(Entries for boxed elements)
—————

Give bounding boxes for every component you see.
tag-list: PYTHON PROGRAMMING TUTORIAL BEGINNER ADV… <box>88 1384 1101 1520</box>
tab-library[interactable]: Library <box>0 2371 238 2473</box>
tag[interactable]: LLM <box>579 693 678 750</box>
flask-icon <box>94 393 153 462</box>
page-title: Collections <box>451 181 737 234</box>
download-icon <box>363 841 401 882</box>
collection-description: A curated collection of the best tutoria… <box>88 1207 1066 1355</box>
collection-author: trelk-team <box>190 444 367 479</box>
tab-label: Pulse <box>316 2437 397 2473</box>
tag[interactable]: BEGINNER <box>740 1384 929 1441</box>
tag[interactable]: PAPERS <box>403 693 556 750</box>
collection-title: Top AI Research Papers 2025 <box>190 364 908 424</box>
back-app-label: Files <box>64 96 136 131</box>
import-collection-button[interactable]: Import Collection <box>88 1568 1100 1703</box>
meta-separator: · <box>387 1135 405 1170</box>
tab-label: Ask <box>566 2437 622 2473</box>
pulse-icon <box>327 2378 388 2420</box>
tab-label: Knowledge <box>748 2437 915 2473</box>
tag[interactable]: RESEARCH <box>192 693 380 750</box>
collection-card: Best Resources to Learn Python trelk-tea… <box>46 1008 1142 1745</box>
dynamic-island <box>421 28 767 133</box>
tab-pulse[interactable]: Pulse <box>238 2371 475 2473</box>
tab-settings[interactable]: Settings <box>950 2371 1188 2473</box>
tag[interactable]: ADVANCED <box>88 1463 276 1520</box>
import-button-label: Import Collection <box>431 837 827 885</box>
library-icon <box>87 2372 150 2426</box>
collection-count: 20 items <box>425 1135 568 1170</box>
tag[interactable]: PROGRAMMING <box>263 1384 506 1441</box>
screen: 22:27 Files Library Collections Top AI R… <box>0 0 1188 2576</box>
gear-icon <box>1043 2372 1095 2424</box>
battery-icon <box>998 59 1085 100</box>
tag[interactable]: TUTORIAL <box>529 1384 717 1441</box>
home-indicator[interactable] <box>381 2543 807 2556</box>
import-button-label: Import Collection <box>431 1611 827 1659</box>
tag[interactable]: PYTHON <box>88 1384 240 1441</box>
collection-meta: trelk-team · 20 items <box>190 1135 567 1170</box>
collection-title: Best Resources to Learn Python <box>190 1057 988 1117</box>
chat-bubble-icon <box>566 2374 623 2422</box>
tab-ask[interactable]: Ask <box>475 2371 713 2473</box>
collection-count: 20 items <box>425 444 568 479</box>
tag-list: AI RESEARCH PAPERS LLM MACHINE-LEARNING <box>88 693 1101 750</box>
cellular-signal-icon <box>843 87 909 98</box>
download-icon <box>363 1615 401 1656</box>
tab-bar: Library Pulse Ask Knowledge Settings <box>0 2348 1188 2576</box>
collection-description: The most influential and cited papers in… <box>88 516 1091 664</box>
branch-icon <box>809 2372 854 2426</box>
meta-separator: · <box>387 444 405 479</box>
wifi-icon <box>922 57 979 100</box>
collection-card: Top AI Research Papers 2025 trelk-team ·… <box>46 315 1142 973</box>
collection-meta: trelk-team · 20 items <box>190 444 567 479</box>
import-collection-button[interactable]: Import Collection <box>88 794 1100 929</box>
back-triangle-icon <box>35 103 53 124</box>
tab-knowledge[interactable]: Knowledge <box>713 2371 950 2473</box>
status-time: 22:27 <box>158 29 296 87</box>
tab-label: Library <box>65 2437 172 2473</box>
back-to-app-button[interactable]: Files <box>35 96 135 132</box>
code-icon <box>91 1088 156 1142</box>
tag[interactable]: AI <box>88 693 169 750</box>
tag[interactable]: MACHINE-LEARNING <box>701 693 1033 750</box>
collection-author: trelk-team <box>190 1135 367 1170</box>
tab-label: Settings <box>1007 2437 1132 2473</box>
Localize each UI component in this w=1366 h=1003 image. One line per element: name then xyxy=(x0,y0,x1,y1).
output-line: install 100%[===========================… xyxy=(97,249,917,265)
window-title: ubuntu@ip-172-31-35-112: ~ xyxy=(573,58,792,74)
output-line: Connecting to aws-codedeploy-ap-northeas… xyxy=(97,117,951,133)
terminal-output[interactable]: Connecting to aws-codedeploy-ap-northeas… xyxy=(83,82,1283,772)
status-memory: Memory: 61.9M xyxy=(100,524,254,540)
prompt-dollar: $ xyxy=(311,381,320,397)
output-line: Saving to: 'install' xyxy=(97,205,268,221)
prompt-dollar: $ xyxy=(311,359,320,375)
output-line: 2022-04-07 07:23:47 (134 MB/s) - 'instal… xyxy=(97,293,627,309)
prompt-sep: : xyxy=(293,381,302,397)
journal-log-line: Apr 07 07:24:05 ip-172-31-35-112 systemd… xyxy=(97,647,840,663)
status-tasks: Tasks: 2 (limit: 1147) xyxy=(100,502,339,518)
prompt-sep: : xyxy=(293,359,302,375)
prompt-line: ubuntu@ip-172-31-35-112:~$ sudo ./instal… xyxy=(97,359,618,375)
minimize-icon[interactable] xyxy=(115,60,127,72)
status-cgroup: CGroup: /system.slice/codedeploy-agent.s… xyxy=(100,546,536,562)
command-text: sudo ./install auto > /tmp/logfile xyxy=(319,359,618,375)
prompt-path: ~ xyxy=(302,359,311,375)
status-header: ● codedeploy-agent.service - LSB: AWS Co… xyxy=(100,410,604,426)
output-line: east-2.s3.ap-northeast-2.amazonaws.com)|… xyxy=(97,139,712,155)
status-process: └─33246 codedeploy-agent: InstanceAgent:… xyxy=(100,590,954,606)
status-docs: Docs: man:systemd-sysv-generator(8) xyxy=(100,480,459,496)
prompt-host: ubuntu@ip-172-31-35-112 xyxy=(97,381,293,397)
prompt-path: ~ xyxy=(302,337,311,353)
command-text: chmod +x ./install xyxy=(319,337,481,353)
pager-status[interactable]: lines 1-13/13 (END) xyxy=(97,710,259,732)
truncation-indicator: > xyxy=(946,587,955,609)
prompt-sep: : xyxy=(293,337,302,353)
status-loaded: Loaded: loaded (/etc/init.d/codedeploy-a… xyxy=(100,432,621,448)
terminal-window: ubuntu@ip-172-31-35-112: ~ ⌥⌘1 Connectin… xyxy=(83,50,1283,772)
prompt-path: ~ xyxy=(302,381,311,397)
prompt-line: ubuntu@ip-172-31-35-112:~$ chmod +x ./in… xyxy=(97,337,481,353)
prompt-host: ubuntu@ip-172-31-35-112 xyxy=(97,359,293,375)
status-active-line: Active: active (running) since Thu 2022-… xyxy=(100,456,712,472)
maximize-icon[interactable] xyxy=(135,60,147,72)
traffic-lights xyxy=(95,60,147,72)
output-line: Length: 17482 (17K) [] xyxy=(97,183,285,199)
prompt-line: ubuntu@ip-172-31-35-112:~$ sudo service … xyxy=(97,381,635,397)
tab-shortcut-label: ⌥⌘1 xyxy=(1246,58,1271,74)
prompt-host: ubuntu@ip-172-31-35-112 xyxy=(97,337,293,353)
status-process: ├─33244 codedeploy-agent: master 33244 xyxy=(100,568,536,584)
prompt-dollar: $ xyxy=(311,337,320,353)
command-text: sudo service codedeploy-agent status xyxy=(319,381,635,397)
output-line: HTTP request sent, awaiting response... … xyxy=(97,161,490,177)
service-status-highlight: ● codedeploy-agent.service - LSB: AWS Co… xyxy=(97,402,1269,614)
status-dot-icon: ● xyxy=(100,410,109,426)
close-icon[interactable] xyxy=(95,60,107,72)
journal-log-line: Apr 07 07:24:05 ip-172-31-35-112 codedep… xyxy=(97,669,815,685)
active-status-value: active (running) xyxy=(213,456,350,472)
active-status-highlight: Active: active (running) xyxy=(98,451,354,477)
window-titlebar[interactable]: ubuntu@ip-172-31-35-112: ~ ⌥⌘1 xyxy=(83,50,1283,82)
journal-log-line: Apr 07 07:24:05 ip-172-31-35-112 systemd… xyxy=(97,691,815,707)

—————

▶ [WRITTEN PROBLEM] Write out the listing word for word from its first line through the line that contains "tag[interactable]: RESEARCH <box>192", including both of those lines.

▶ [FULL RESPONSE]
Give bounding boxes for every component you see.
tag-list: PYTHON PROGRAMMING TUTORIAL BEGINNER ADV… <box>88 1384 1101 1520</box>
tab-library[interactable]: Library <box>0 2371 238 2473</box>
tag[interactable]: LLM <box>579 693 678 750</box>
flask-icon <box>94 393 153 462</box>
page-title: Collections <box>451 181 737 234</box>
download-icon <box>363 841 401 882</box>
collection-description: A curated collection of the best tutoria… <box>88 1207 1066 1355</box>
collection-author: trelk-team <box>190 444 367 479</box>
tab-label: Pulse <box>316 2437 397 2473</box>
tag[interactable]: BEGINNER <box>740 1384 929 1441</box>
tag[interactable]: PAPERS <box>403 693 556 750</box>
collection-title: Top AI Research Papers 2025 <box>190 364 908 424</box>
back-app-label: Files <box>64 96 136 131</box>
import-collection-button[interactable]: Import Collection <box>88 1568 1100 1703</box>
meta-separator: · <box>387 1135 405 1170</box>
tab-label: Ask <box>566 2437 622 2473</box>
pulse-icon <box>327 2378 388 2420</box>
tab-label: Knowledge <box>748 2437 915 2473</box>
tag[interactable]: RESEARCH <box>192 693 380 750</box>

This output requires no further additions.